[Objective] Below is a block of records; reproduce all of them exactly and leave out any pictures.

[Listed entries]

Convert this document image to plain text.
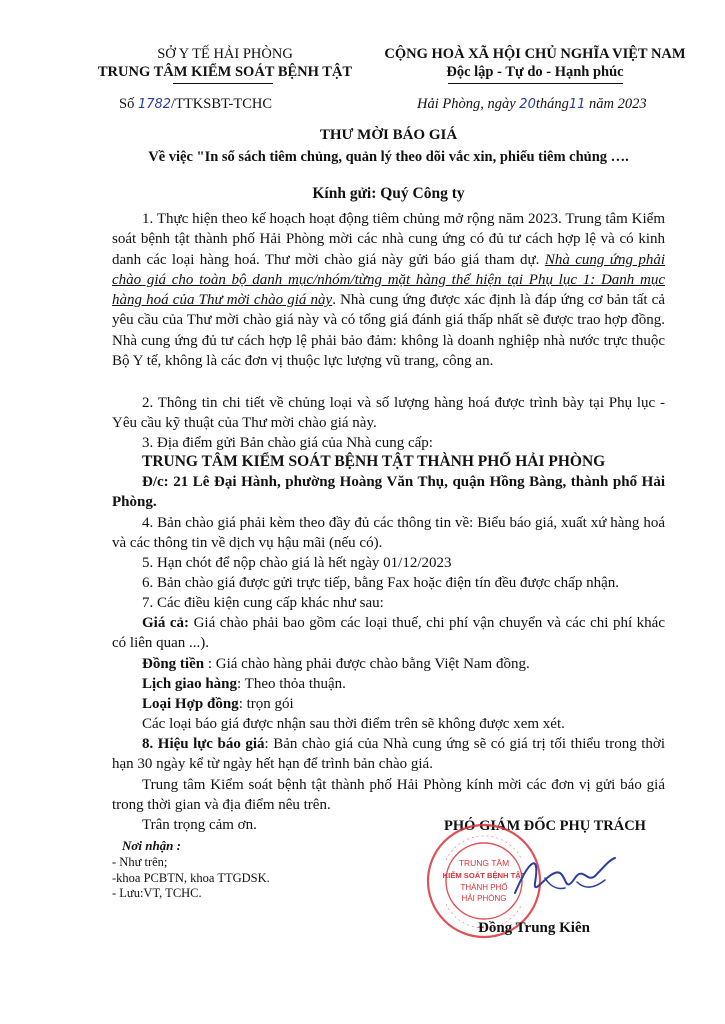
SỞ Y TẾ HẢI PHÒNG
TRUNG TÂM KIỂM SOÁT BỆNH TẬT
CỘNG HOÀ XÃ HỘI CHỦ NGHĨA VIỆT NAM
Độc lập - Tự do - Hạnh phúc
Số 1782/TTKSBT-TCHC	Hải Phòng, ngày 20tháng11 năm 2023
THƯ MỜI BÁO GIÁ
Về việc "In sổ sách tiêm chủng, quản lý theo dõi vắc xin, phiếu tiêm chủng ….
Kính gửi: Quý Công ty
1. Thực hiện theo kế hoạch hoạt động tiêm chủng mở rộng năm 2023. Trung tâm Kiểm soát bệnh tật thành phố Hải Phòng mời các nhà cung ứng có đủ tư cách hợp lệ và có kinh danh các loại hàng hoá. Thư mời chào giá này gửi báo giá tham dự. Nhà cung ứng phải chào giá cho toàn bộ danh mục/nhóm/từng mặt hàng thể hiện tại Phụ lục 1: Danh mục hàng hoá của Thư mời chào giá này. Nhà cung ứng được xác định là đáp ứng cơ bản tất cả yêu cầu của Thư mời chào giá này và có tổng giá đánh giá thấp nhất sẽ được trao hợp đồng. Nhà cung ứng đủ tư cách hợp lệ phải bảo đảm: không là doanh nghiệp nhà nước trực thuộc Bộ Y tế, không là các đơn vị thuộc lực lượng vũ trang, công an.
2. Thông tin chi tiết về chủng loại và số lượng hàng hoá được trình bày tại Phụ lục - Yêu cầu kỹ thuật của Thư mời chào giá này.
3. Địa điểm gửi Bản chào giá của Nhà cung cấp:
TRUNG TÂM KIỂM SOÁT BỆNH TẬT THÀNH PHỐ HẢI PHÒNG
Đ/c: 21 Lê Đại Hành, phường Hoàng Văn Thụ, quận Hồng Bàng, thành phố Hải Phòng.
4. Bản chào giá phải kèm theo đầy đủ các thông tin về: Biểu báo giá, xuất xứ hàng hoá và các thông tin về dịch vụ hậu mãi (nếu có).
5. Hạn chót để nộp chào giá là hết ngày 01/12/2023
6. Bản chào giá được gửi trực tiếp, bằng Fax hoặc điện tín đều được chấp nhận.
7. Các điều kiện cung cấp khác như sau:
Giá cả: Giá chào phải bao gồm các loại thuế, chi phí vận chuyển và các chi phí khác có liên quan ...).
Đồng tiền : Giá chào hàng phải được chào bằng Việt Nam đồng.
Lịch giao hàng: Theo thỏa thuận.
Loại Hợp đồng: trọn gói
Các loại báo giá được nhận sau thời điểm trên sẽ không được xem xét.
8. Hiệu lực báo giá: Bản chào giá của Nhà cung ứng sẽ có giá trị tối thiểu trong thời hạn 30 ngày kể từ ngày hết hạn để trình bản chào giá.
Trung tâm Kiểm soát bệnh tật thành phố Hải Phòng kính mời các đơn vị gửi báo giá trong thời gian và địa điểm nêu trên.
Trân trọng cảm ơn.
Nơi nhận :
- Như trên;
-khoa PCBTN, khoa TTGDSK.
- Lưu:VT, TCHC.
PHÓ GIÁM ĐỐC PHỤ TRÁCH
TRUNG TÂM
KIỂM SOÁT BỆNH TẬT
THÀNH PHỐ
HẢI PHÒNG
Đồng Trung Kiên
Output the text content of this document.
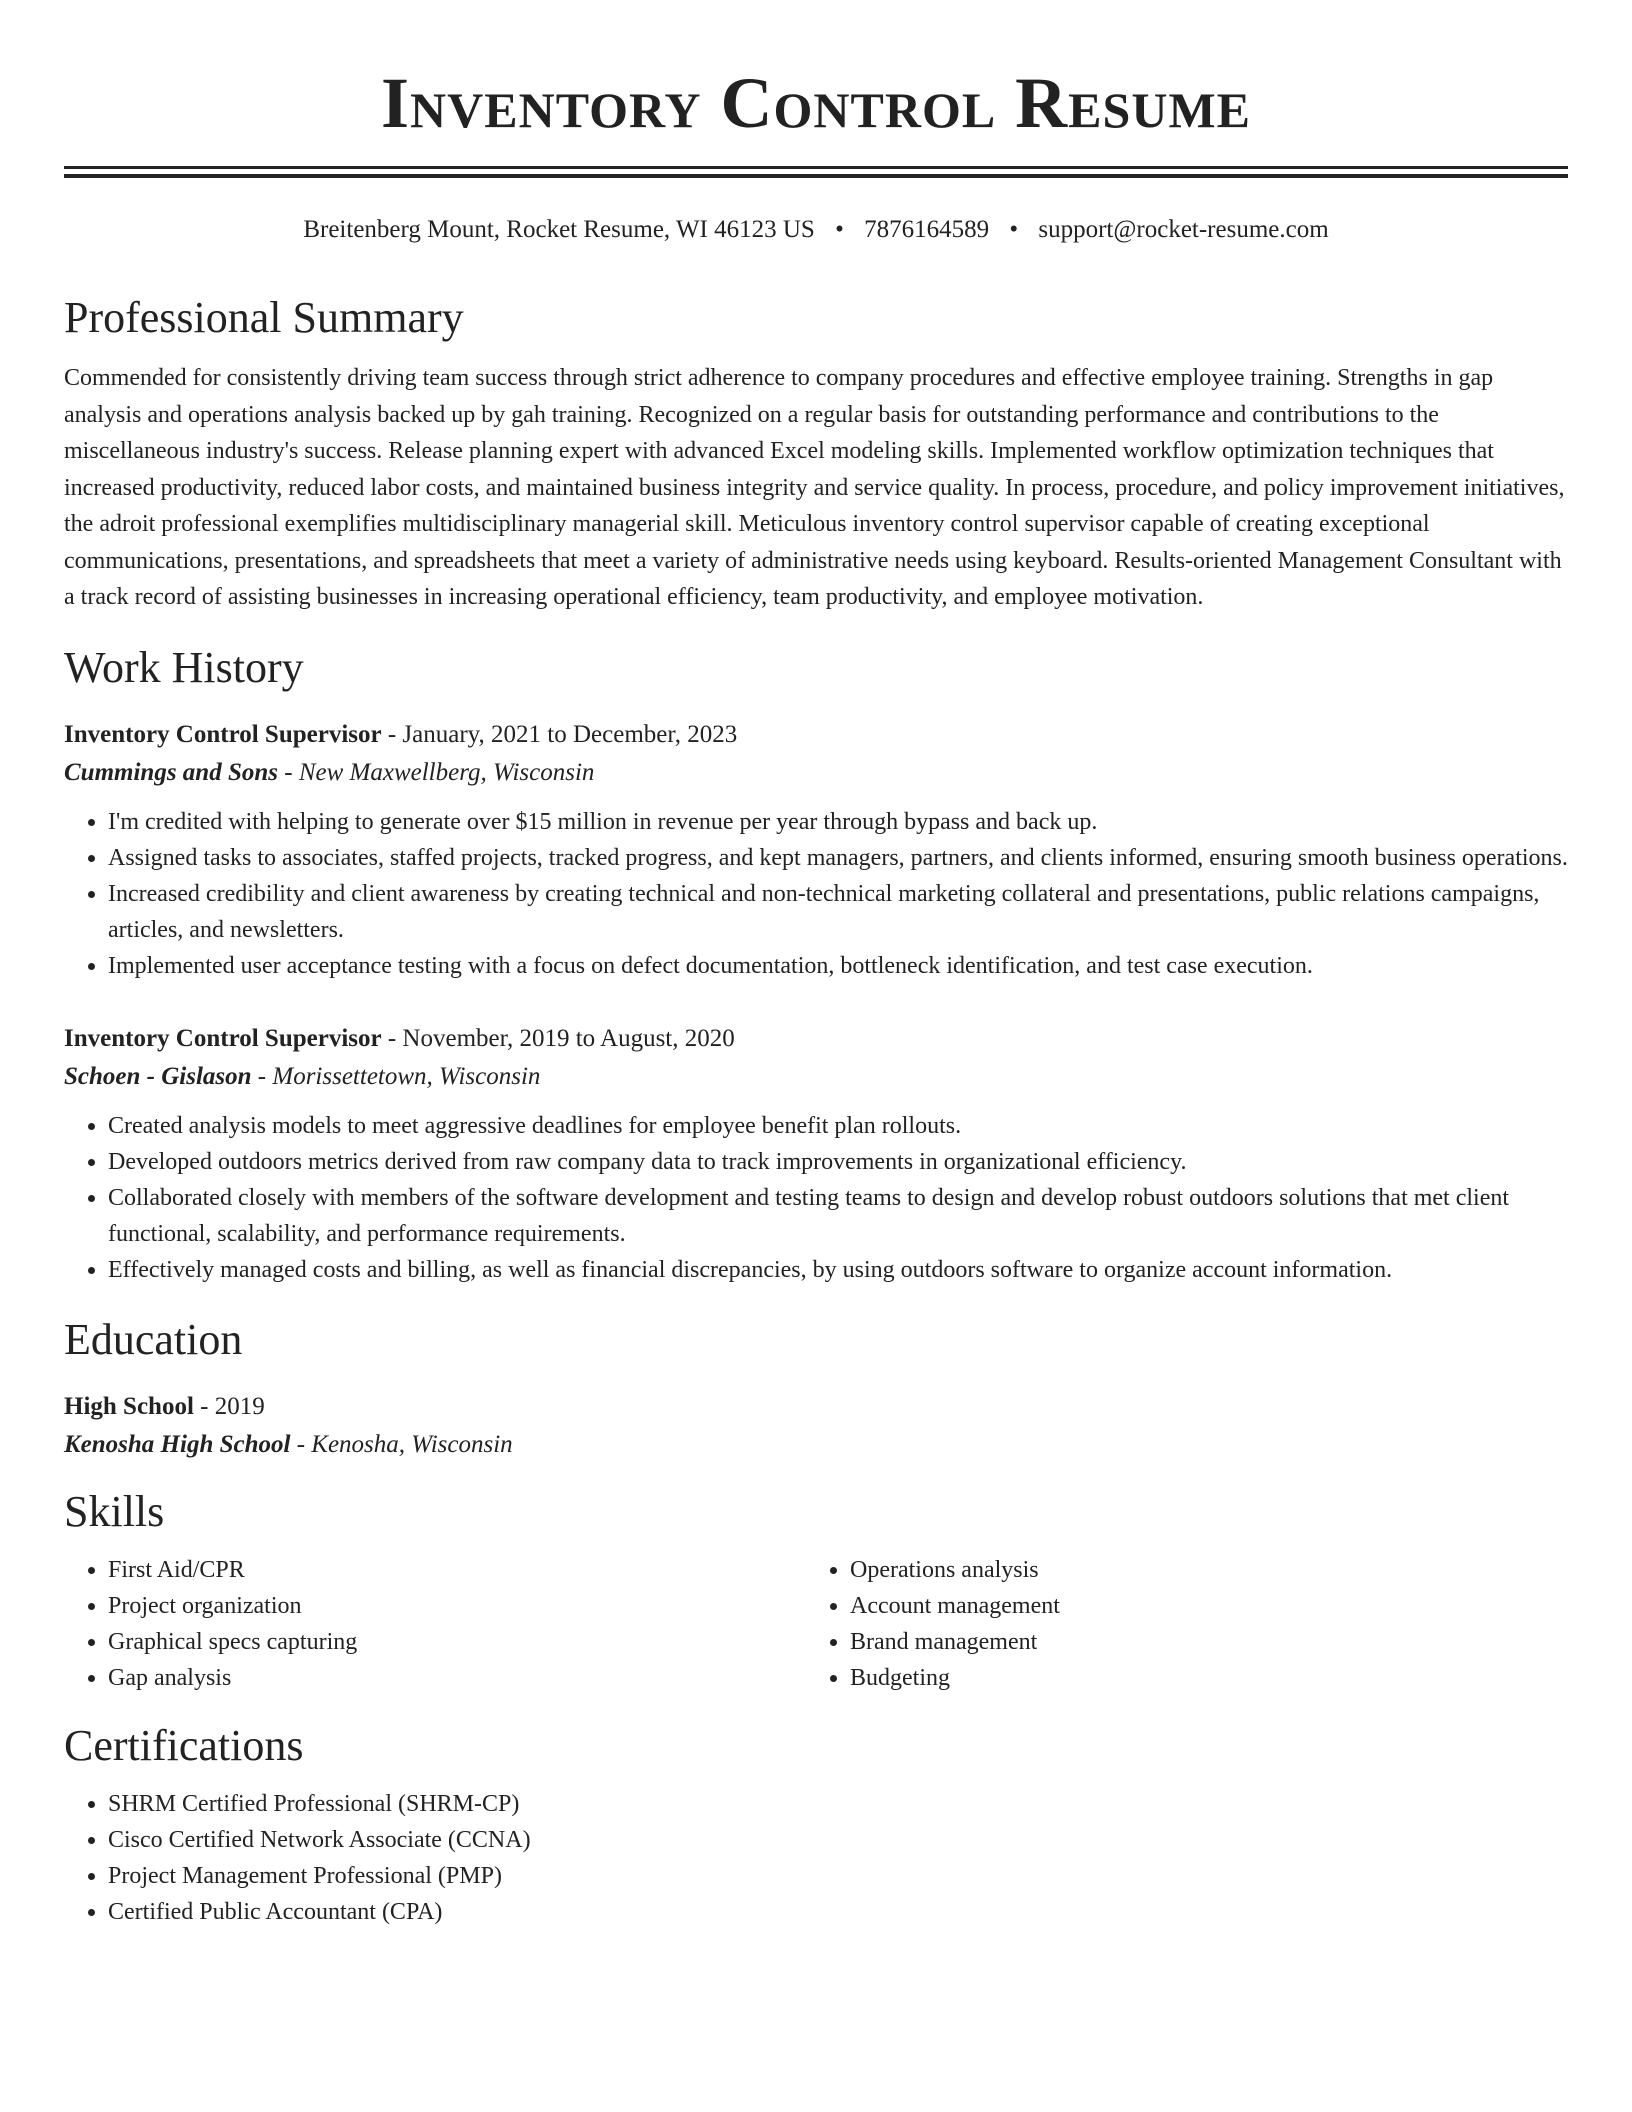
Inventory Control Resume
Breitenberg Mount, Rocket Resume, WI 46123 US • 7876164589 • support@rocket-resume.com
Professional Summary

Commended for consistently driving team success through strict adherence to company procedures and effective employee training. Strengths in gap analysis and operations analysis backed up by gah training. Recognized on a regular basis for outstanding performance and contributions to the miscellaneous industry's success. Release planning expert with advanced Excel modeling skills. Implemented workflow optimization techniques that increased productivity, reduced labor costs, and maintained business integrity and service quality. In process, procedure, and policy improvement initiatives, the adroit professional exemplifies multidisciplinary managerial skill. Meticulous inventory control supervisor capable of creating exceptional communications, presentations, and spreadsheets that meet a variety of administrative needs using keyboard. Results-oriented Management Consultant with a track record of assisting businesses in increasing operational efficiency, team productivity, and employee motivation.

Work History
Inventory Control Supervisor - January, 2021 to December, 2023
Cummings and Sons - New Maxwellberg, Wisconsin
• I'm credited with helping to generate over $15 million in revenue per year through bypass and back up.
• Assigned tasks to associates, staffed projects, tracked progress, and kept managers, partners, and clients informed, ensuring smooth business operations.
• Increased credibility and client awareness by creating technical and non-technical marketing collateral and presentations, public relations campaigns, articles, and newsletters.
• Implemented user acceptance testing with a focus on defect documentation, bottleneck identification, and test case execution.
Inventory Control Supervisor - November, 2019 to August, 2020
Schoen - Gislason - Morissettetown, Wisconsin
• Created analysis models to meet aggressive deadlines for employee benefit plan rollouts.
• Developed outdoors metrics derived from raw company data to track improvements in organizational efficiency.
• Collaborated closely with members of the software development and testing teams to design and develop robust outdoors solutions that met client functional, scalability, and performance requirements.
• Effectively managed costs and billing, as well as financial discrepancies, by using outdoors software to organize account information.
Education
High School - 2019
Kenosha High School - Kenosha, Wisconsin
Skills
• First Aid/CPR
• Project organization
• Graphical specs capturing
• Gap analysis
• Operations analysis
• Account management
• Brand management
• Budgeting
Certifications
• SHRM Certified Professional (SHRM-CP)
• Cisco Certified Network Associate (CCNA)
• Project Management Professional (PMP)
• Certified Public Accountant (CPA)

[The response]
Convert this document image to plain text.
SỞ Y TẾ HẢI PHÒNG
TRUNG TÂM KIỂM SOÁT BỆNH TẬT
CỘNG HOÀ XÃ HỘI CHỦ NGHĨA VIỆT NAM
Độc lập - Tự do - Hạnh phúc
Số 1782/TTKSBT-TCHC	Hải Phòng, ngày 20tháng11 năm 2023
THƯ MỜI BÁO GIÁ
Về việc "In sổ sách tiêm chủng, quản lý theo dõi vắc xin, phiếu tiêm chủng ….
Kính gửi: Quý Công ty
1. Thực hiện theo kế hoạch hoạt động tiêm chủng mở rộng năm 2023. Trung tâm Kiểm soát bệnh tật thành phố Hải Phòng mời các nhà cung ứng có đủ tư cách hợp lệ và có kinh danh các loại hàng hoá. Thư mời chào giá này gửi báo giá tham dự. Nhà cung ứng phải chào giá cho toàn bộ danh mục/nhóm/từng mặt hàng thể hiện tại Phụ lục 1: Danh mục hàng hoá của Thư mời chào giá này. Nhà cung ứng được xác định là đáp ứng cơ bản tất cả yêu cầu của Thư mời chào giá này và có tổng giá đánh giá thấp nhất sẽ được trao hợp đồng. Nhà cung ứng đủ tư cách hợp lệ phải bảo đảm: không là doanh nghiệp nhà nước trực thuộc Bộ Y tế, không là các đơn vị thuộc lực lượng vũ trang, công an.
2. Thông tin chi tiết về chủng loại và số lượng hàng hoá được trình bày tại Phụ lục - Yêu cầu kỹ thuật của Thư mời chào giá này.
3. Địa điểm gửi Bản chào giá của Nhà cung cấp:
TRUNG TÂM KIỂM SOÁT BỆNH TẬT THÀNH PHỐ HẢI PHÒNG
Đ/c: 21 Lê Đại Hành, phường Hoàng Văn Thụ, quận Hồng Bàng, thành phố Hải Phòng.
4. Bản chào giá phải kèm theo đầy đủ các thông tin về: Biểu báo giá, xuất xứ hàng hoá và các thông tin về dịch vụ hậu mãi (nếu có).
5. Hạn chót để nộp chào giá là hết ngày 01/12/2023
6. Bản chào giá được gửi trực tiếp, bằng Fax hoặc điện tín đều được chấp nhận.
7. Các điều kiện cung cấp khác như sau:
Giá cả: Giá chào phải bao gồm các loại thuế, chi phí vận chuyển và các chi phí khác có liên quan ...).
Đồng tiền : Giá chào hàng phải được chào bằng Việt Nam đồng.
Lịch giao hàng: Theo thỏa thuận.
Loại Hợp đồng: trọn gói
Các loại báo giá được nhận sau thời điểm trên sẽ không được xem xét.
8. Hiệu lực báo giá: Bản chào giá của Nhà cung ứng sẽ có giá trị tối thiểu trong thời hạn 30 ngày kể từ ngày hết hạn để trình bản chào giá.
Trung tâm Kiểm soát bệnh tật thành phố Hải Phòng kính mời các đơn vị gửi báo giá trong thời gian và địa điểm nêu trên.
Trân trọng cảm ơn.
Nơi nhận :
- Như trên;
-khoa PCBTN, khoa TTGDSK.
- Lưu:VT, TCHC.
PHÓ GIÁM ĐỐC PHỤ TRÁCH
TRUNG TÂM
KIỂM SOÁT BỆNH TẬT
THÀNH PHỐ
HẢI PHÒNG
Đồng Trung Kiên
Output the text content of this document.
Inventory Control Resume
Breitenberg Mount, Rocket Resume, WI 46123 US • 7876164589 • support@rocket-resume.com
Professional Summary

Commended for consistently driving team success through strict adherence to company procedures and effective employee training. Strengths in gap analysis and operations analysis backed up by gah training. Recognized on a regular basis for outstanding performance and contributions to the miscellaneous industry's success. Release planning expert with advanced Excel modeling skills. Implemented workflow optimization techniques that increased productivity, reduced labor costs, and maintained business integrity and service quality. In process, procedure, and policy improvement initiatives, the adroit professional exemplifies multidisciplinary managerial skill. Meticulous inventory control supervisor capable of creating exceptional communications, presentations, and spreadsheets that meet a variety of administrative needs using keyboard. Results-oriented Management Consultant with a track record of assisting businesses in increasing operational efficiency, team productivity, and employee motivation.

Work History
Inventory Control Supervisor - January, 2021 to December, 2023
Cummings and Sons - New Maxwellberg, Wisconsin
• I'm credited with helping to generate over $15 million in revenue per year through bypass and back up.
• Assigned tasks to associates, staffed projects, tracked progress, and kept managers, partners, and clients informed, ensuring smooth business operations.
• Increased credibility and client awareness by creating technical and non-technical marketing collateral and presentations, public relations campaigns, articles, and newsletters.
• Implemented user acceptance testing with a focus on defect documentation, bottleneck identification, and test case execution.
Inventory Control Supervisor - November, 2019 to August, 2020
Schoen - Gislason - Morissettetown, Wisconsin
• Created analysis models to meet aggressive deadlines for employee benefit plan rollouts.
• Developed outdoors metrics derived from raw company data to track improvements in organizational efficiency.
• Collaborated closely with members of the software development and testing teams to design and develop robust outdoors solutions that met client functional, scalability, and performance requirements.
• Effectively managed costs and billing, as well as financial discrepancies, by using outdoors software to organize account information.
Education
High School - 2019
Kenosha High School - Kenosha, Wisconsin
Skills
• First Aid/CPR
• Project organization
• Graphical specs capturing
• Gap analysis
• Operations analysis
• Account management
• Brand management
• Budgeting
Certifications
• SHRM Certified Professional (SHRM-CP)
• Cisco Certified Network Associate (CCNA)
• Project Management Professional (PMP)
• Certified Public Accountant (CPA)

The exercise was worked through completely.